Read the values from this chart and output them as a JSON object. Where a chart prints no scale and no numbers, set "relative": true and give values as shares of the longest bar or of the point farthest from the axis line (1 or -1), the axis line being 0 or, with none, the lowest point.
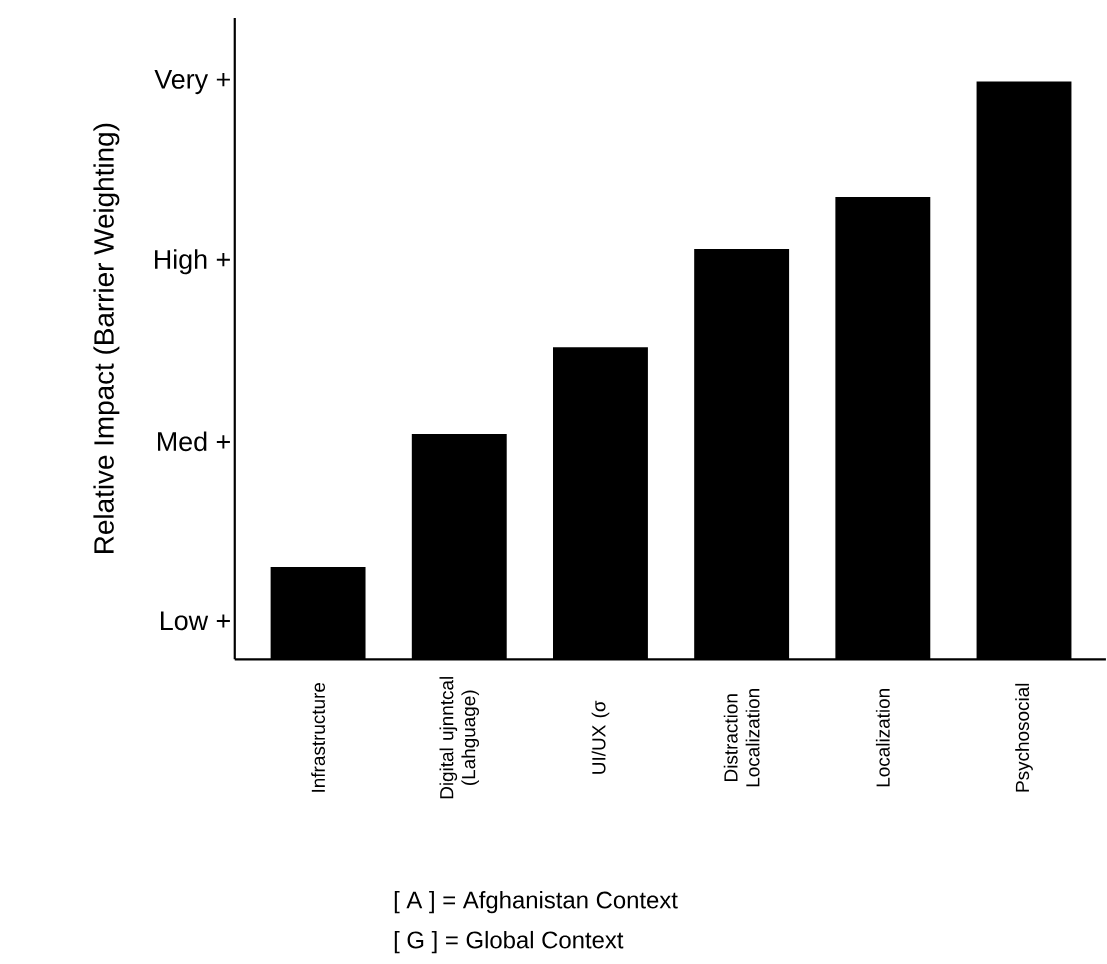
{
  "chart_data": {
    "type": "bar",
    "relative": true,
    "ylabel": "Relative Impact (Barrier Weighting)",
    "categories": [
      "Infrastructure",
      "Digital ujnntcal (Lahguage)",
      "UI/UX (σ",
      "Distraction Localization",
      "Localization",
      "Psychosocial"
    ],
    "values": [
      0.16,
      0.39,
      0.54,
      0.71,
      0.8,
      1
    ],
    "color": "#000000",
    "annotations": [
      "Very +",
      "High +",
      "Med +",
      "Low +",
      "[ A ] = Afghanistan Context",
      "[ G ] = Global Context"
    ]
  }
}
○ ○ ○ ○
- _TASK TO COMPLETE_:
Omit the pictures. Transcribe every record exactly.

- _COMPLETE OUTPUT_:
Read the values from this chart and output them as a JSON object. Where a chart prints no scale and no numbers, set "relative": true and give values as shares of the longest bar or of the point farthest from the axis line (1 or -1), the axis line being 0 or, with none, the lowest point.
{
  "chart_data": {
    "type": "bar",
    "relative": true,
    "ylabel": "Relative Impact (Barrier Weighting)",
    "categories": [
      "Infrastructure",
      "Digital ujnntcal (Lahguage)",
      "UI/UX (σ",
      "Distraction Localization",
      "Localization",
      "Psychosocial"
    ],
    "values": [
      0.16,
      0.39,
      0.54,
      0.71,
      0.8,
      1
    ],
    "color": "#000000",
    "annotations": [
      "Very +",
      "High +",
      "Med +",
      "Low +",
      "[ A ] = Afghanistan Context",
      "[ G ] = Global Context"
    ]
  }
}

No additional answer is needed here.